What to do: Pick out the lines below that contain the string "symbol" and copy them all.

Data records:
-=-=-
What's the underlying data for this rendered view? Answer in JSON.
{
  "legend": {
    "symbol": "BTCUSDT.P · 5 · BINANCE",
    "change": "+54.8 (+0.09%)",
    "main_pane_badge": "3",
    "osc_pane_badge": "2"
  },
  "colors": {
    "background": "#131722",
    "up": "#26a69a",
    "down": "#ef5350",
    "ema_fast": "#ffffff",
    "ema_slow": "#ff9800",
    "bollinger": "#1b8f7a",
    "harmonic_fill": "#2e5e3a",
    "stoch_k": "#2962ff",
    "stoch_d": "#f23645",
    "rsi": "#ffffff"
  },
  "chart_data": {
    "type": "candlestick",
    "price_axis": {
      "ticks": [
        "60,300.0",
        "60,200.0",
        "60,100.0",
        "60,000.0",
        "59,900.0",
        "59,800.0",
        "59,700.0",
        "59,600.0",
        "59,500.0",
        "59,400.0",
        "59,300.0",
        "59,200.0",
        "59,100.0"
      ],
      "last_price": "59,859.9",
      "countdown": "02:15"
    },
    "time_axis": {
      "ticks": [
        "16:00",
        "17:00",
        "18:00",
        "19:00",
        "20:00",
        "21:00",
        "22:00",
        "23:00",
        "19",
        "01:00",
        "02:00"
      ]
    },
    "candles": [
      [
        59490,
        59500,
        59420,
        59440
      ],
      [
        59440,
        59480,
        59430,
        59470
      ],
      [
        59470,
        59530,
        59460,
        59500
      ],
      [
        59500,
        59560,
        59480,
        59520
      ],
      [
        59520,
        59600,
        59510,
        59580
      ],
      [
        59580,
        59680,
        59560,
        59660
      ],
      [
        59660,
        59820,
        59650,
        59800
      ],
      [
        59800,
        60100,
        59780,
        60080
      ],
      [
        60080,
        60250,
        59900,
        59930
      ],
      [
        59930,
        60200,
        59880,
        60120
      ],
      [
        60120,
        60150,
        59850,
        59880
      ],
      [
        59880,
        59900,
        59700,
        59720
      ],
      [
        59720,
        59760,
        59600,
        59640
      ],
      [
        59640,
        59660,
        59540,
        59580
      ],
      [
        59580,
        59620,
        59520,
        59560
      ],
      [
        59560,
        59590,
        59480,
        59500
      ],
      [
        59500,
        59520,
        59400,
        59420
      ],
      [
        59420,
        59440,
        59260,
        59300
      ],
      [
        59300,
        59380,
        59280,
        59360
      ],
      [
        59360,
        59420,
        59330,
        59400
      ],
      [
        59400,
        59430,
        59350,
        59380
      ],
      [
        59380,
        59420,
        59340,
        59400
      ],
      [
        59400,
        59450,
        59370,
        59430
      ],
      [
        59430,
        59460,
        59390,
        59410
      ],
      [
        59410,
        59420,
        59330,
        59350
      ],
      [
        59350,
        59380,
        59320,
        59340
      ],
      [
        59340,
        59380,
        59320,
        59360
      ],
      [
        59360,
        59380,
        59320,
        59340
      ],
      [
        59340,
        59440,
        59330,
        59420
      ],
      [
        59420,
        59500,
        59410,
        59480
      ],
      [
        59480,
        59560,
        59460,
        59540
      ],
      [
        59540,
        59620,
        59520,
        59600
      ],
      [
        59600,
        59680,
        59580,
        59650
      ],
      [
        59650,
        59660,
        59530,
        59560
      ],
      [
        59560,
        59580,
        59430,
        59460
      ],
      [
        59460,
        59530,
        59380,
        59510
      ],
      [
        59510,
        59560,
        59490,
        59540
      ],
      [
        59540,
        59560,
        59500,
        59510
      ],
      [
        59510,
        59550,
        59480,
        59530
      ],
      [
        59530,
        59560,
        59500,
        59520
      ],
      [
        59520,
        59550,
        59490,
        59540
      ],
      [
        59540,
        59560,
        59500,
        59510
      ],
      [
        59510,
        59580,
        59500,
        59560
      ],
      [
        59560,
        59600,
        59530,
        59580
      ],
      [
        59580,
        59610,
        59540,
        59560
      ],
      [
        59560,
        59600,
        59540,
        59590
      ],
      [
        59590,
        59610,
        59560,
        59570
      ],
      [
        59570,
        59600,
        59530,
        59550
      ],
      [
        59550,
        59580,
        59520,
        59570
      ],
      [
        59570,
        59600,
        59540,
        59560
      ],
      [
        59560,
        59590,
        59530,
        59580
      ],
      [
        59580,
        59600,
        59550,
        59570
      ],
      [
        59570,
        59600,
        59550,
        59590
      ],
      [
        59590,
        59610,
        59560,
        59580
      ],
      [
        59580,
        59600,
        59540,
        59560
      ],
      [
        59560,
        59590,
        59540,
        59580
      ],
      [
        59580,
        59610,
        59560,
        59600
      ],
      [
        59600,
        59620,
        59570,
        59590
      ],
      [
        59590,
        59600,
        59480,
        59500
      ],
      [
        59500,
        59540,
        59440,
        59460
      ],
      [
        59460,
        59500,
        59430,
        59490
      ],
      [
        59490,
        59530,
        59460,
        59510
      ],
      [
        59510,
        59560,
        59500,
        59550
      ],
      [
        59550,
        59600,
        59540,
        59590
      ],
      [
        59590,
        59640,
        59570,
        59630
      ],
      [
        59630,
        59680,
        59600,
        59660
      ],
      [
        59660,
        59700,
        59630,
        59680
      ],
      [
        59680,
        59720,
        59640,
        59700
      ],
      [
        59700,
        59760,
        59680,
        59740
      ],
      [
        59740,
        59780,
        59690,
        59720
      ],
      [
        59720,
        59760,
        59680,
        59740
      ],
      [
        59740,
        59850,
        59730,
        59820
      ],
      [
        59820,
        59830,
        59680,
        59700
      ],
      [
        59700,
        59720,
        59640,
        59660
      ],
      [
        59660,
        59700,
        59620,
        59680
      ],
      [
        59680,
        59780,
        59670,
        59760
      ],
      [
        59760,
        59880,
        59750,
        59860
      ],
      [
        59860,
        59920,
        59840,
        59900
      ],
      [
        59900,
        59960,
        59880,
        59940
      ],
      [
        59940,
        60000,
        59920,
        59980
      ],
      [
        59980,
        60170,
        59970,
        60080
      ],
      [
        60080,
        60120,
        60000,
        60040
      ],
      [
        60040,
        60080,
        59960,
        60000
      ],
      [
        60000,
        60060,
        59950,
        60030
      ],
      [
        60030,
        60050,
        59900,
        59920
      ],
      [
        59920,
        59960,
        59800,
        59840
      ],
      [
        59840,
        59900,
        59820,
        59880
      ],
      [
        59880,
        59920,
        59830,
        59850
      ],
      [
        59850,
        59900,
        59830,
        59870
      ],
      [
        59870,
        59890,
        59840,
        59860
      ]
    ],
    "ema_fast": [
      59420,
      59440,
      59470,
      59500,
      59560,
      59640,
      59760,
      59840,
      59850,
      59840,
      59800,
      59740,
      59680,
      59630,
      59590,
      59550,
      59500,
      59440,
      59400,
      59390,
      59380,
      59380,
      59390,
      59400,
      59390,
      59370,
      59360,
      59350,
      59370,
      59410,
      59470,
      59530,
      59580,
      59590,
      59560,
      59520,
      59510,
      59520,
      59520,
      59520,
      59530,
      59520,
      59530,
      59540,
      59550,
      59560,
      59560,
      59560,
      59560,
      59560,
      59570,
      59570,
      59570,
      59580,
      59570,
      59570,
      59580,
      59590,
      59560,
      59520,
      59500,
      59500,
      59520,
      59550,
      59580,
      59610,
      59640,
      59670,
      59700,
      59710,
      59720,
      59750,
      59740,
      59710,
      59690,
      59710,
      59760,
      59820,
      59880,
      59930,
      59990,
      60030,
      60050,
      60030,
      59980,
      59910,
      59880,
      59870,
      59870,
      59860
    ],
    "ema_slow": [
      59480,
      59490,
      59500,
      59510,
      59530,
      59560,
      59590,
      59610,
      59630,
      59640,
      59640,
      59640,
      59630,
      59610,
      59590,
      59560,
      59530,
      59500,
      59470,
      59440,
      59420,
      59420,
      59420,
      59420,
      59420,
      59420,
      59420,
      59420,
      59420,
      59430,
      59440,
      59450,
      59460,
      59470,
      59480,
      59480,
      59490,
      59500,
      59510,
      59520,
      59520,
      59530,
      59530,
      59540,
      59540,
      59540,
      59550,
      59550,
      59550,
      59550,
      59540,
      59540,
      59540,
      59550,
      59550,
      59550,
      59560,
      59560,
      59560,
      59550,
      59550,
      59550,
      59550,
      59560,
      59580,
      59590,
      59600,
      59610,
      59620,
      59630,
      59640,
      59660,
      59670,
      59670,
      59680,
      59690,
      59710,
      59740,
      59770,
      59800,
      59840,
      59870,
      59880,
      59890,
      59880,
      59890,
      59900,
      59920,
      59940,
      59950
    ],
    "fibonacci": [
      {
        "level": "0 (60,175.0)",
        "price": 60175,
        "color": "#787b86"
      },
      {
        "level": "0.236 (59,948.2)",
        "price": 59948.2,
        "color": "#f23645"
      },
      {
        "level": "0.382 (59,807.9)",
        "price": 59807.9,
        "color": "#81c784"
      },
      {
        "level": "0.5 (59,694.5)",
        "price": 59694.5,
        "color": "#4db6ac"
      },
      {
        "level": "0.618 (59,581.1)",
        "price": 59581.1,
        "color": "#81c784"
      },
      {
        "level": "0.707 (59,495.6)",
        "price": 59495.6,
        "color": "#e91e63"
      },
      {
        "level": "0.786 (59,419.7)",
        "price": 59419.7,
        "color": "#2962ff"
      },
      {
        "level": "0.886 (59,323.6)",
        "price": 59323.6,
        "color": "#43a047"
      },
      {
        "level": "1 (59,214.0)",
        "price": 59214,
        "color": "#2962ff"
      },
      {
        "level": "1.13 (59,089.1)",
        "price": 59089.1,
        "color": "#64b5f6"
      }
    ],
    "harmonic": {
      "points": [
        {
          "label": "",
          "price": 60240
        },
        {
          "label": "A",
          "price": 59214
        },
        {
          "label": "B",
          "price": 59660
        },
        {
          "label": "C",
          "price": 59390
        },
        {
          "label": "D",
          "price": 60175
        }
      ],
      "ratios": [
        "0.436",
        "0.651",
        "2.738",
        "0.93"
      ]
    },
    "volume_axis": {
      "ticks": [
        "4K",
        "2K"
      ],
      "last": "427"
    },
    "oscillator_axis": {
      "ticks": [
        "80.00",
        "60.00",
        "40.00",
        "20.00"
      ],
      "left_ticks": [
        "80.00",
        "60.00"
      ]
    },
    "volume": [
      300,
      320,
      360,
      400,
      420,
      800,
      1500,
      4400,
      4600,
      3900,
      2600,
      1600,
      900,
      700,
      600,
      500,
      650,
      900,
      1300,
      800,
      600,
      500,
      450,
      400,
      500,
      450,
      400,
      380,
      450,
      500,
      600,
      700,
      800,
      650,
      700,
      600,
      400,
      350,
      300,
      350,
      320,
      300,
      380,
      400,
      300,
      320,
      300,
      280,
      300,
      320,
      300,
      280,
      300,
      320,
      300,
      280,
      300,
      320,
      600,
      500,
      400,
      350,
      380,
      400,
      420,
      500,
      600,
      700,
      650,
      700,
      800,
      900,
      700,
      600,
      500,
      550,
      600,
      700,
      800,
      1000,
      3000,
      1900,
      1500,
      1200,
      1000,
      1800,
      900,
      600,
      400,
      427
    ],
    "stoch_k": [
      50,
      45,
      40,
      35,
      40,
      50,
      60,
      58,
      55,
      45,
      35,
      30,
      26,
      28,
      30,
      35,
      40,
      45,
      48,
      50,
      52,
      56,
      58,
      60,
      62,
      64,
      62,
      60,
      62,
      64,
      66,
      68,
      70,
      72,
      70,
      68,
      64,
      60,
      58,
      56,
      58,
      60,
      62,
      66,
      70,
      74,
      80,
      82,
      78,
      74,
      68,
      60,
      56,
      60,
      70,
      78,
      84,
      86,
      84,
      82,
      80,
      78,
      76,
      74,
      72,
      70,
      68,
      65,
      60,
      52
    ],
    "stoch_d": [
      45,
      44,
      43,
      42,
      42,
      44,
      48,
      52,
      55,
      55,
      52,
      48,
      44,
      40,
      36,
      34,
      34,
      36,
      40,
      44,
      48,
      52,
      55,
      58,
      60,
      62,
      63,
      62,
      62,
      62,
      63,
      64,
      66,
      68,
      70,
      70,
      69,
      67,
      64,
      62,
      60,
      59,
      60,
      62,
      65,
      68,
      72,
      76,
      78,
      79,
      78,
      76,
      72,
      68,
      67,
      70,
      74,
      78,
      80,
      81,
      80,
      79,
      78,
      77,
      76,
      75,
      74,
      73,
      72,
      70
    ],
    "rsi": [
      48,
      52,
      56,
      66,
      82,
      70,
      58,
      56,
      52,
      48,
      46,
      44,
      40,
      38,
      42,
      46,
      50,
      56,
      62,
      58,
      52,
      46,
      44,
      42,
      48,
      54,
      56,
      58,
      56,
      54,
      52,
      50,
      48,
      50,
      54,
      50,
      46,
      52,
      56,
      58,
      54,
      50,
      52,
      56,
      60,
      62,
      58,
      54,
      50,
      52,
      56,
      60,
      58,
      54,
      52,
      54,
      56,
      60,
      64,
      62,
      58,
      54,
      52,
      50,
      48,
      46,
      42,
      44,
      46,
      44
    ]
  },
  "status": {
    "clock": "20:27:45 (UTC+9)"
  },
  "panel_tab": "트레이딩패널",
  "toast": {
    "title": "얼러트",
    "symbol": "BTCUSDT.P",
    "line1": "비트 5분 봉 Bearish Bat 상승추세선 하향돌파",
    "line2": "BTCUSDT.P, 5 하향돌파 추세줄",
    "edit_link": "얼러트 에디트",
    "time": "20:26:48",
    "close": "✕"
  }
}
-=-=-
Written solution:
    "symbol": "BTCUSDT.P · 5 · BINANCE",
    "symbol": "BTCUSDT.P",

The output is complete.